→ **Textauszug**:
-.-.-
# taz.de -- Zum Tod von Louise Bourgeois: Verführung zur Kunst
       
       > Sie ließ Brüste hervorschießen wie Pilze und lockte mit der Einladung,
       > auf intimes Terrain vorzustoßen: die Künstlerin Louise Bourgeois. Am
       > Montag starb sie im Alter von 98 Jahren.
       
 (IMG) Bild: Louise Bourgeois 1990 in Barcelona
       
       Sie in Erinnerung zu behalten, ist einfach: So, wie Robert Mapplethorpe
       Louise Bourgeois 1982 fotografiert hat, 71 Jahre alt, im Affenfellmantel,
       wach und lachend, unter den Arm wie ein Baguette ihre phallische Skulptur
       "Filette" geklemmt. Schon in den taktilen Oberflächen passt da alles
       zusammen, man glaubt es mit den Augen berühren zu können: die Zotteln des
       Fells, die Fältchen im Gesicht und auf der erstaunlich großen Hand und die
       poröse, geäderte Struktur des Riesenschwanzes mit dem weiblichen Namen.
-.-.-
→ **Zu bearbeiten**:
1 - Welche Skulptur klemmt Louise Bourgeois laut dem Nachruf auf dem Foto von Robert Mapplethorpe unter den Arm?
2 - Schreibe den Nachruf auf Louise Bourgeois im Anschluss an seinen letzten Satz weiter.

Zeilen aus einer Datenquelle
-.-.-
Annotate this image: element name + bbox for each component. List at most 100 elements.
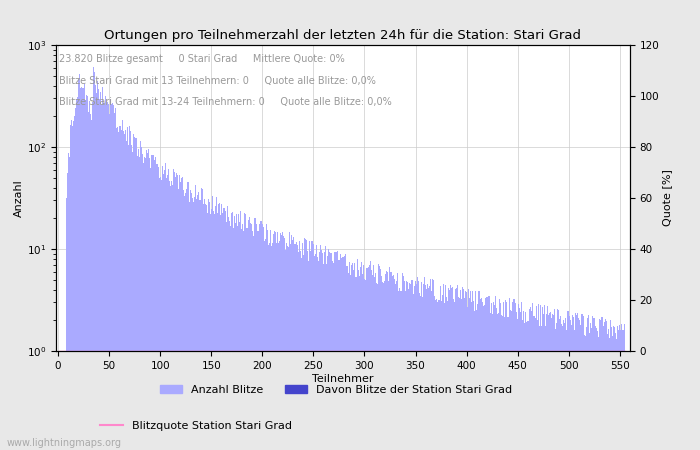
Bar [440,301,442,450]
Bar [219,202,220,450]
Bar [349,275,351,450]
Bar [187,182,188,450]
Bar [542,314,544,450]
Bar [417,277,418,450]
Bar [206,212,208,450]
Bar [391,275,393,450]
Bar [61,351,62,450]
Bar [179,175,180,450]
Bar [281,235,282,450]
Bar [224,208,225,450]
Bar [62,351,64,450]
Bar [363,266,364,450]
Bar [584,336,586,450]
Bar [366,268,367,450]
Bar [525,312,526,450]
Bar [135,138,136,450]
Bar [180,182,181,450]
Bar [136,138,137,450]
Bar [100,91,102,450]
Bar [526,322,527,450]
Bar [188,182,189,450]
Bar [357,259,358,450]
Bar [259,224,260,450]
Bar [221,204,222,450]
Bar [447,302,448,450]
Bar [270,230,271,450]
Bar [617,326,618,450]
Bar [271,247,272,450]
Bar [545,326,546,450]
Bar [248,217,249,450]
Bar [601,317,602,450]
Bar [444,285,446,450]
Bar [190,190,191,450]
Bar [561,324,562,450]
Bar [111,104,112,450]
Bar [299,241,300,450]
Bar [558,310,559,450]
Bar [353,270,354,450]
Bar [555,329,556,450]
Bar [327,256,328,450]
Bar [554,309,555,450]
Bar [413,294,414,450]
Bar [513,299,514,450]
Bar [116,128,117,450]
Bar [91,120,92,450]
Bar [139,157,140,450]
Bar [160,177,161,450]
Bar [446,297,447,450]
Bar [372,275,373,450]
Bar [459,298,460,450]
Bar [234,216,235,450]
Bar [604,322,605,450]
Bar [573,317,574,450]
Bar [128,145,129,450]
Bar [607,334,608,450]
Bar [462,287,463,450]
Bar [151,155,153,450]
Bar [514,299,515,450]
Bar [455,289,456,450]
Bar [453,299,454,450]
Bar [487,296,489,450]
Bar [93,67,95,450]
Bar [519,308,520,450]
Bar [557,309,558,450]
Bar [380,269,382,450]
Bar [416,284,417,450]
Bar [503,302,504,450]
Bar [112,103,113,450]
Bar [251,231,253,450]
Bar [269,243,270,450]
Bar [456,288,457,450]
Bar [546,314,547,450]
Bar [502,316,503,450]
Bar [342,257,344,450]
Bar [320,245,321,450]
Bar [232,212,233,450]
Bar [344,254,346,450]
Bar [197,195,199,450]
Bar [302,255,304,450]
Bar [468,289,469,450]
Bar [266,224,267,450]
Bar [256,224,257,450]
Bar [321,250,322,450]
Bar [382,282,384,450]
Bar [351,263,353,450]
Bar [175,176,176,450]
Bar [306,240,307,450]
Bar [319,252,320,450]
Bar [325,246,326,450]
Bar [126,140,127,450]
Bar [215,206,216,450]
Bar [369,265,370,450]
Bar [615,333,616,450]
Bar [69,157,70,450]
Bar [316,245,317,450]
Bar [74,116,75,450]
Bar [464,298,465,450]
Bar [409,284,410,450]
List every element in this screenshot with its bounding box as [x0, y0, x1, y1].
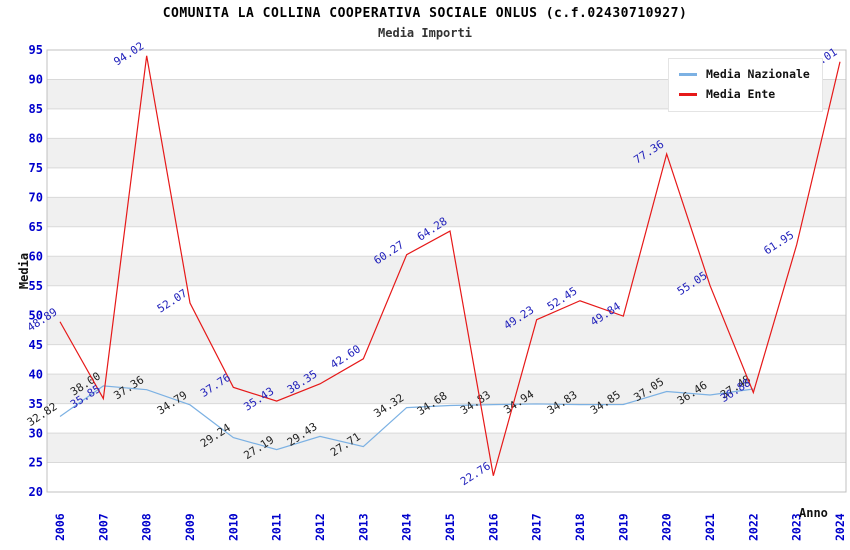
-.-.-
→ **Erwartete Ergebnisse**:
1 - Ihre phallische Skulptur „Filette“.

2 -
       Dass die Skulptur aus dem Jahr 1968 auch eine kleine Vagina hat, sieht man
       nicht; aber nicht zuletzt das Wissen davon, denkt man, lässt die
       Bildhauerin so vergnügt lachen.
       
       Mapplethorpes Porträt von Louise Bourgeois ist selbst zu einer Ikone
       geworden. Es steht für ein unprätentiöses Verhältnis zum eigenen Werk, für
       einen verschmitzen Witz und die Kalkulation mit der Überraschung des
       Betrachters, und es steht für eine Strategie, die die Sexualität als Thema
       ganz weit in den Vordergrund schiebt, um sich dahinter umso besser auf die
       Kunst konzentrieren zu können. Das Porträt markiert aber auch einen
       entscheidenden Punkt in einer ungewöhnlichen Laufbahn: Es entstand, als
       Bourgeois mit 71 Jahren ihre erste Retrospektive im Museum of Modern Art in
       New York erhielt. Es war die späte und machtvolle Anerkennung einer
       Künstlerin, die darauf lange warten musste.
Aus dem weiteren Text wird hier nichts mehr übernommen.